TO BE DONE: Repeat the listing in full, exactly as it stands.

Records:
┌────────

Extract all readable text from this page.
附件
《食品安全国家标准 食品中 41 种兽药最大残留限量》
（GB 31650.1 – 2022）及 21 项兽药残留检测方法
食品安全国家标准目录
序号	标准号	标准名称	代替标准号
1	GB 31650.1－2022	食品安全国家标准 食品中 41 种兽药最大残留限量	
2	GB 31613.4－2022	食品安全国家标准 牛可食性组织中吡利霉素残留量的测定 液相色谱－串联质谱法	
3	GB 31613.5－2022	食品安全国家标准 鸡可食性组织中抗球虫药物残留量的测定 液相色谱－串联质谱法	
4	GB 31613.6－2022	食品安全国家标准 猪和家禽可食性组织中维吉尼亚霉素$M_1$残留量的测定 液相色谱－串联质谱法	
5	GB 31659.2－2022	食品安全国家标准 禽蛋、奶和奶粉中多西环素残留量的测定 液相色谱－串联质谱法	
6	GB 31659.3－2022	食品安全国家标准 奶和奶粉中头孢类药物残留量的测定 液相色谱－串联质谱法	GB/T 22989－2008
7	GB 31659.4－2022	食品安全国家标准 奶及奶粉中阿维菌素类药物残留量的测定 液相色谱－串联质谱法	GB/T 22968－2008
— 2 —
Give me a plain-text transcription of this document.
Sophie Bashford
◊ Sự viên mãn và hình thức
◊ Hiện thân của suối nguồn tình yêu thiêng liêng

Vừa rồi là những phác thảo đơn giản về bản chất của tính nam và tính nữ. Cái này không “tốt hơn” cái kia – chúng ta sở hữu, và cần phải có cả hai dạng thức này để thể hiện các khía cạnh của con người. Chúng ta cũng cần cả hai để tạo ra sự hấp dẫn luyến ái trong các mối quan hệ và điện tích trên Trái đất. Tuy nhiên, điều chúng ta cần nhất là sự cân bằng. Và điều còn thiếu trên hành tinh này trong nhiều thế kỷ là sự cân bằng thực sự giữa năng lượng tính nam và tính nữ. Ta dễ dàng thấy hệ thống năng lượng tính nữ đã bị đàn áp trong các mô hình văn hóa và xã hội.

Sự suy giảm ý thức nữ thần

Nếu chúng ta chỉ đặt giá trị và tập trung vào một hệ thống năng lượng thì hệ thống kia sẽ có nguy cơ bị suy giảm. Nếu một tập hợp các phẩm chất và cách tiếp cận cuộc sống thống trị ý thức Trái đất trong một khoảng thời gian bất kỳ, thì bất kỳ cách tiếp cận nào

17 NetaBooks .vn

└────────

FINAL ANSWER:
Extract all readable text from this page.
附件
《食品安全国家标准 食品中 41 种兽药最大残留限量》
（GB 31650.1 – 2022）及 21 项兽药残留检测方法
食品安全国家标准目录
序号	标准号	标准名称	代替标准号
1	GB 31650.1－2022	食品安全国家标准 食品中 41 种兽药最大残留限量	
2	GB 31613.4－2022	食品安全国家标准 牛可食性组织中吡利霉素残留量的测定 液相色谱－串联质谱法	
3	GB 31613.5－2022	食品安全国家标准 鸡可食性组织中抗球虫药物残留量的测定 液相色谱－串联质谱法	
4	GB 31613.6－2022	食品安全国家标准 猪和家禽可食性组织中维吉尼亚霉素$M_1$残留量的测定 液相色谱－串联质谱法	
5	GB 31659.2－2022	食品安全国家标准 禽蛋、奶和奶粉中多西环素残留量的测定 液相色谱－串联质谱法	
6	GB 31659.3－2022	食品安全国家标准 奶和奶粉中头孢类药物残留量的测定 液相色谱－串联质谱法	GB/T 22989－2008
7	GB 31659.4－2022	食品安全国家标准 奶及奶粉中阿维菌素类药物残留量的测定 液相色谱－串联质谱法	GB/T 22968－2008
— 2 —
Give me a plain-text transcription of this document.
Sophie Bashford
◊ Sự viên mãn và hình thức
◊ Hiện thân của suối nguồn tình yêu thiêng liêng

Vừa rồi là những phác thảo đơn giản về bản chất của tính nam và tính nữ. Cái này không “tốt hơn” cái kia – chúng ta sở hữu, và cần phải có cả hai dạng thức này để thể hiện các khía cạnh của con người. Chúng ta cũng cần cả hai để tạo ra sự hấp dẫn luyến ái trong các mối quan hệ và điện tích trên Trái đất. Tuy nhiên, điều chúng ta cần nhất là sự cân bằng. Và điều còn thiếu trên hành tinh này trong nhiều thế kỷ là sự cân bằng thực sự giữa năng lượng tính nam và tính nữ. Ta dễ dàng thấy hệ thống năng lượng tính nữ đã bị đàn áp trong các mô hình văn hóa và xã hội.

Sự suy giảm ý thức nữ thần

Nếu chúng ta chỉ đặt giá trị và tập trung vào một hệ thống năng lượng thì hệ thống kia sẽ có nguy cơ bị suy giảm. Nếu một tập hợp các phẩm chất và cách tiếp cận cuộc sống thống trị ý thức Trái đất trong một khoảng thời gian bất kỳ, thì bất kỳ cách tiếp cận nào

17 NetaBooks .vn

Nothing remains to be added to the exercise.